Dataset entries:
================================

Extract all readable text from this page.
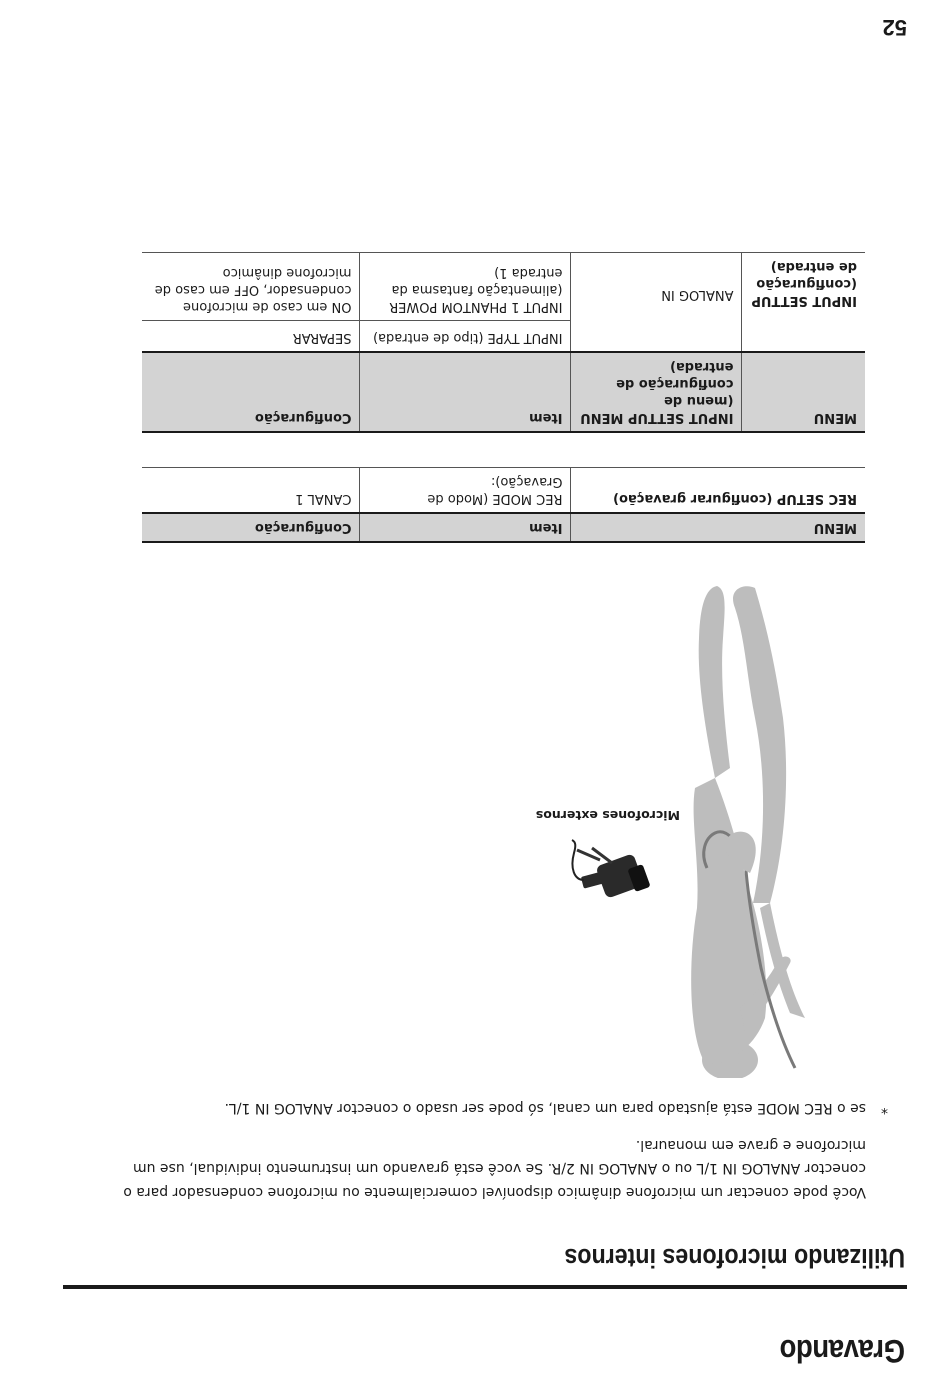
Gravando
Utilizando microfones internos

Você pode conectar um microfone dinâmico disponível comercialmente ou microfone condensador para o conector ANALOG IN 1/L ou o ANALOG IN 2/R. Se você está gravando um instrumento individual, use um microfone e grave em monaural.

*
se o REC MODE está ajustado para um canal, só pode ser usado o conector ANALOG IN 1/L.
Microfones externos
MENU	Item	Configuração
REC SETUP (configurar gravação)	REC MODE (Modo de Gravação):	CANAL 1
MENU	INPUT SETTUP MENU (menu de configuração de entrada)	Item	Configuração
INPUT SETTUP (configuração de entrada)	ANALOG IN	INPUT TYPE (tipo de entrada)	SEPARAR
		INPUT 1 PHANTOM POWER (alimentação fantasma da entrada 1)	ON em caso de microfone condensador, OFF em caso de microfone dinâmico
52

================================

EXERCISE PROMPT: Print out the whole of the material word for word, without pictures.

RESULT:
Extract all readable text from this page.
Gravando
Utilizando microfones internos

Você pode conectar um microfone dinâmico disponível comercialmente ou microfone condensador para o conector ANALOG IN 1/L ou o ANALOG IN 2/R. Se você está gravando um instrumento individual, use um microfone e grave em monaural.

*
se o REC MODE está ajustado para um canal, só pode ser usado o conector ANALOG IN 1/L.
Microfones externos
MENU	Item	Configuração
REC SETUP (configurar gravação)	REC MODE (Modo de Gravação):	CANAL 1
MENU	INPUT SETTUP MENU (menu de configuração de entrada)	Item	Configuração
INPUT SETTUP (configuração de entrada)	ANALOG IN	INPUT TYPE (tipo de entrada)	SEPARAR
		INPUT 1 PHANTOM POWER (alimentação fantasma da entrada 1)	ON em caso de microfone condensador, OFF em caso de microfone dinâmico
52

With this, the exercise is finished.